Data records
******

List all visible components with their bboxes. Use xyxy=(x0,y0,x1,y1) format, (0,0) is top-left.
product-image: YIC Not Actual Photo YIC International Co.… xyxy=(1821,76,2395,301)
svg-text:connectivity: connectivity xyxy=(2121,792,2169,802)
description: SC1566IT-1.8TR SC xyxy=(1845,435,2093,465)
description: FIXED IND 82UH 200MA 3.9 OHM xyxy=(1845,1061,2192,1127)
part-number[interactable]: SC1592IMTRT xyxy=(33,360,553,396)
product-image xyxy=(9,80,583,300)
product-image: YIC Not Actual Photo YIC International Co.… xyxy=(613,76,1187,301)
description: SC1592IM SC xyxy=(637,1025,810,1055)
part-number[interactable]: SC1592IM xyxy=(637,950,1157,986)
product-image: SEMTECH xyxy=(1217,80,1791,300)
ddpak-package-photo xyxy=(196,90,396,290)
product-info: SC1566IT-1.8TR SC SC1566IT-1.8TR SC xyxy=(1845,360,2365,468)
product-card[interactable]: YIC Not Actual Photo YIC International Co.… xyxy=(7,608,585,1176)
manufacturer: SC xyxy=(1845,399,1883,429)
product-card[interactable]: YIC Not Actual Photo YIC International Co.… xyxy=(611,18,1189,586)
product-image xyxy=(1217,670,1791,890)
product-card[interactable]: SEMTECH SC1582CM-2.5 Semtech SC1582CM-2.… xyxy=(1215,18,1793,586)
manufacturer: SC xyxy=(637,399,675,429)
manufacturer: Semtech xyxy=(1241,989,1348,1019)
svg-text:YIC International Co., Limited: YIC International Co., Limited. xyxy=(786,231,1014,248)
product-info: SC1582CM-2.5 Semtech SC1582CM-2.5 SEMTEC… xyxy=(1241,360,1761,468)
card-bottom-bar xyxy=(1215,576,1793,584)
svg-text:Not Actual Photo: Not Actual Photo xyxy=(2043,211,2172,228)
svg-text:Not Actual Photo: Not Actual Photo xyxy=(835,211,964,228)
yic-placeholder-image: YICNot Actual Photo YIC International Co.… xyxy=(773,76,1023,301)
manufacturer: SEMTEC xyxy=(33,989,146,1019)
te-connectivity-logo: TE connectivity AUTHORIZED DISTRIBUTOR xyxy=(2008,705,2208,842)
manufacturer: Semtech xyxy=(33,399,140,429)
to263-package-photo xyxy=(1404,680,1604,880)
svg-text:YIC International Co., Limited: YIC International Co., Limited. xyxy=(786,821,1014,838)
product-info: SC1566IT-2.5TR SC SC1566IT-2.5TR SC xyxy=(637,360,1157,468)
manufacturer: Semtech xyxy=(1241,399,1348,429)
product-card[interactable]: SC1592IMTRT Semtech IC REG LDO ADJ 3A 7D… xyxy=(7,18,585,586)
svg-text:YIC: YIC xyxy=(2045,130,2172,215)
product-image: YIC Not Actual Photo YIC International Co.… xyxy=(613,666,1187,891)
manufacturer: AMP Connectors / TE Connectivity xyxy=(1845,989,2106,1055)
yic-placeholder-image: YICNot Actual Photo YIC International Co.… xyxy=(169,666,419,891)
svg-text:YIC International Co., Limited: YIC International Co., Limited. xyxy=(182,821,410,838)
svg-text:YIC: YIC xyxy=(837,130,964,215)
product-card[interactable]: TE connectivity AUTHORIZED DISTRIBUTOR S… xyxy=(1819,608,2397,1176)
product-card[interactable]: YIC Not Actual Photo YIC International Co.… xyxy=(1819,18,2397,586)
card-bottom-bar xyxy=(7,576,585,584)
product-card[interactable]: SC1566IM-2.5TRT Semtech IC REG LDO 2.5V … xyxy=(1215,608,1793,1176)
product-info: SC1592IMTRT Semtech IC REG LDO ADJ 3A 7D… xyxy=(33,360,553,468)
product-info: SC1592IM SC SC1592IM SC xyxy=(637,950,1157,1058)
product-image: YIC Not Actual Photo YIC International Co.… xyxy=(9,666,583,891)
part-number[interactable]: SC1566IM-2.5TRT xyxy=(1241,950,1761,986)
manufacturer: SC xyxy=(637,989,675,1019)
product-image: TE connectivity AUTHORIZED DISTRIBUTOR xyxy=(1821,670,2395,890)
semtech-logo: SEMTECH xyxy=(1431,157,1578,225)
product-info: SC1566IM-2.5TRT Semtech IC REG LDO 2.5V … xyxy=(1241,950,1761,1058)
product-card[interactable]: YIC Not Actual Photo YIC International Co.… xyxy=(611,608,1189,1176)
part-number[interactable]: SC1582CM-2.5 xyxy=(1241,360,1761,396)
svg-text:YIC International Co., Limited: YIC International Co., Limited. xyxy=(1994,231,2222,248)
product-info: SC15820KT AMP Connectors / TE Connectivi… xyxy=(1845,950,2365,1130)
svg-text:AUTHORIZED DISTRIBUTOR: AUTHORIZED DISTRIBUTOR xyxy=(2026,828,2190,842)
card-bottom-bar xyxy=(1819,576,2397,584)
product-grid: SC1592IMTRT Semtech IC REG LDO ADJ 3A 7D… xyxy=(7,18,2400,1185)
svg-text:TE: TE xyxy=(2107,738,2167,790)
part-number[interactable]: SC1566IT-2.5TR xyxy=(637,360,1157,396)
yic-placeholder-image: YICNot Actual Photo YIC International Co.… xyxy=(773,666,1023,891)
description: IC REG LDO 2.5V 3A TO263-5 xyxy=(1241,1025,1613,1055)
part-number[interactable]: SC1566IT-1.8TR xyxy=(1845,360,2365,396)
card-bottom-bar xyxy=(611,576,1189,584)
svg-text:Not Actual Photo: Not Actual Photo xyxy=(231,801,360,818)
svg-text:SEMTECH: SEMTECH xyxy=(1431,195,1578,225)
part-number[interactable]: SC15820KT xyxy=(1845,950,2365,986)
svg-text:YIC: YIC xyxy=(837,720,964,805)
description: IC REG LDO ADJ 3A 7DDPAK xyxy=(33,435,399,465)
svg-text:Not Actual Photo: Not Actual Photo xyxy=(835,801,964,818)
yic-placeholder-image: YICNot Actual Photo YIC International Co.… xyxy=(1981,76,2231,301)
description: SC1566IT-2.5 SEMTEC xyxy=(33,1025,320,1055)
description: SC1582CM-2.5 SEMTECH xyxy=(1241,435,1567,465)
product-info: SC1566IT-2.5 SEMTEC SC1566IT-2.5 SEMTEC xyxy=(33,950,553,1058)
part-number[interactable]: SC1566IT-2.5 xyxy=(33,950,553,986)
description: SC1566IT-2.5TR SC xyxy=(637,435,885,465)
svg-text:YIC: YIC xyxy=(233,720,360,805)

******

TASK DIRECTIONS
Reproduce every one of these lines without any change.

RESULT FOR THIS TASK
List all visible components with their bboxes. Use xyxy=(x0,y0,x1,y1) format, (0,0) is top-left.
product-image: YIC Not Actual Photo YIC International Co.… xyxy=(1821,76,2395,301)
svg-text:connectivity: connectivity xyxy=(2121,792,2169,802)
description: SC1566IT-1.8TR SC xyxy=(1845,435,2093,465)
description: FIXED IND 82UH 200MA 3.9 OHM xyxy=(1845,1061,2192,1127)
part-number[interactable]: SC1592IMTRT xyxy=(33,360,553,396)
product-image xyxy=(9,80,583,300)
product-image: YIC Not Actual Photo YIC International Co.… xyxy=(613,76,1187,301)
description: SC1592IM SC xyxy=(637,1025,810,1055)
part-number[interactable]: SC1592IM xyxy=(637,950,1157,986)
product-image: SEMTECH xyxy=(1217,80,1791,300)
ddpak-package-photo xyxy=(196,90,396,290)
product-info: SC1566IT-1.8TR SC SC1566IT-1.8TR SC xyxy=(1845,360,2365,468)
product-card[interactable]: YIC Not Actual Photo YIC International Co.… xyxy=(7,608,585,1176)
manufacturer: SC xyxy=(1845,399,1883,429)
product-card[interactable]: YIC Not Actual Photo YIC International Co.… xyxy=(611,18,1189,586)
product-image xyxy=(1217,670,1791,890)
product-card[interactable]: SEMTECH SC1582CM-2.5 Semtech SC1582CM-2.… xyxy=(1215,18,1793,586)
manufacturer: SC xyxy=(637,399,675,429)
manufacturer: Semtech xyxy=(1241,989,1348,1019)
svg-text:YIC International Co., Limited: YIC International Co., Limited. xyxy=(786,231,1014,248)
product-info: SC1582CM-2.5 Semtech SC1582CM-2.5 SEMTEC… xyxy=(1241,360,1761,468)
card-bottom-bar xyxy=(1215,576,1793,584)
svg-text:Not Actual Photo: Not Actual Photo xyxy=(2043,211,2172,228)
svg-text:Not Actual Photo: Not Actual Photo xyxy=(835,211,964,228)
yic-placeholder-image: YICNot Actual Photo YIC International Co.… xyxy=(773,76,1023,301)
manufacturer: SEMTEC xyxy=(33,989,146,1019)
te-connectivity-logo: TE connectivity AUTHORIZED DISTRIBUTOR xyxy=(2008,705,2208,842)
manufacturer: Semtech xyxy=(33,399,140,429)
to263-package-photo xyxy=(1404,680,1604,880)
svg-text:YIC International Co., Limited: YIC International Co., Limited. xyxy=(786,821,1014,838)
product-info: SC1566IT-2.5TR SC SC1566IT-2.5TR SC xyxy=(637,360,1157,468)
manufacturer: Semtech xyxy=(1241,399,1348,429)
product-card[interactable]: SC1592IMTRT Semtech IC REG LDO ADJ 3A 7D… xyxy=(7,18,585,586)
svg-text:YIC: YIC xyxy=(2045,130,2172,215)
product-image: YIC Not Actual Photo YIC International Co.… xyxy=(613,666,1187,891)
manufacturer: AMP Connectors / TE Connectivity xyxy=(1845,989,2106,1055)
yic-placeholder-image: YICNot Actual Photo YIC International Co.… xyxy=(169,666,419,891)
svg-text:YIC International Co., Limited: YIC International Co., Limited. xyxy=(182,821,410,838)
svg-text:YIC: YIC xyxy=(837,130,964,215)
product-card[interactable]: TE connectivity AUTHORIZED DISTRIBUTOR S… xyxy=(1819,608,2397,1176)
product-card[interactable]: YIC Not Actual Photo YIC International Co.… xyxy=(1819,18,2397,586)
card-bottom-bar xyxy=(7,576,585,584)
product-card[interactable]: SC1566IM-2.5TRT Semtech IC REG LDO 2.5V … xyxy=(1215,608,1793,1176)
product-info: SC1592IMTRT Semtech IC REG LDO ADJ 3A 7D… xyxy=(33,360,553,468)
product-info: SC1592IM SC SC1592IM SC xyxy=(637,950,1157,1058)
product-image: YIC Not Actual Photo YIC International Co.… xyxy=(9,666,583,891)
part-number[interactable]: SC1566IM-2.5TRT xyxy=(1241,950,1761,986)
manufacturer: SC xyxy=(637,989,675,1019)
product-image: TE connectivity AUTHORIZED DISTRIBUTOR xyxy=(1821,670,2395,890)
semtech-logo: SEMTECH xyxy=(1431,157,1578,225)
product-info: SC1566IM-2.5TRT Semtech IC REG LDO 2.5V … xyxy=(1241,950,1761,1058)
product-card[interactable]: YIC Not Actual Photo YIC International Co.… xyxy=(611,608,1189,1176)
part-number[interactable]: SC1582CM-2.5 xyxy=(1241,360,1761,396)
svg-text:YIC International Co., Limited: YIC International Co., Limited. xyxy=(1994,231,2222,248)
product-info: SC15820KT AMP Connectors / TE Connectivi… xyxy=(1845,950,2365,1130)
svg-text:AUTHORIZED DISTRIBUTOR: AUTHORIZED DISTRIBUTOR xyxy=(2026,828,2190,842)
card-bottom-bar xyxy=(1819,576,2397,584)
product-grid: SC1592IMTRT Semtech IC REG LDO ADJ 3A 7D… xyxy=(7,18,2400,1185)
svg-text:TE: TE xyxy=(2107,738,2167,790)
part-number[interactable]: SC1566IT-2.5TR xyxy=(637,360,1157,396)
yic-placeholder-image: YICNot Actual Photo YIC International Co.… xyxy=(773,666,1023,891)
description: IC REG LDO 2.5V 3A TO263-5 xyxy=(1241,1025,1613,1055)
part-number[interactable]: SC1566IT-1.8TR xyxy=(1845,360,2365,396)
card-bottom-bar xyxy=(611,576,1189,584)
svg-text:Not Actual Photo: Not Actual Photo xyxy=(231,801,360,818)
svg-text:SEMTECH: SEMTECH xyxy=(1431,195,1578,225)
part-number[interactable]: SC15820KT xyxy=(1845,950,2365,986)
svg-text:YIC: YIC xyxy=(837,720,964,805)
description: IC REG LDO ADJ 3A 7DDPAK xyxy=(33,435,399,465)
svg-text:Not Actual Photo: Not Actual Photo xyxy=(835,801,964,818)
yic-placeholder-image: YICNot Actual Photo YIC International Co.… xyxy=(1981,76,2231,301)
description: SC1566IT-2.5 SEMTEC xyxy=(33,1025,320,1055)
description: SC1582CM-2.5 SEMTECH xyxy=(1241,435,1567,465)
product-info: SC1566IT-2.5 SEMTEC SC1566IT-2.5 SEMTEC xyxy=(33,950,553,1058)
part-number[interactable]: SC1566IT-2.5 xyxy=(33,950,553,986)
description: SC1566IT-2.5TR SC xyxy=(637,435,885,465)
svg-text:YIC: YIC xyxy=(233,720,360,805)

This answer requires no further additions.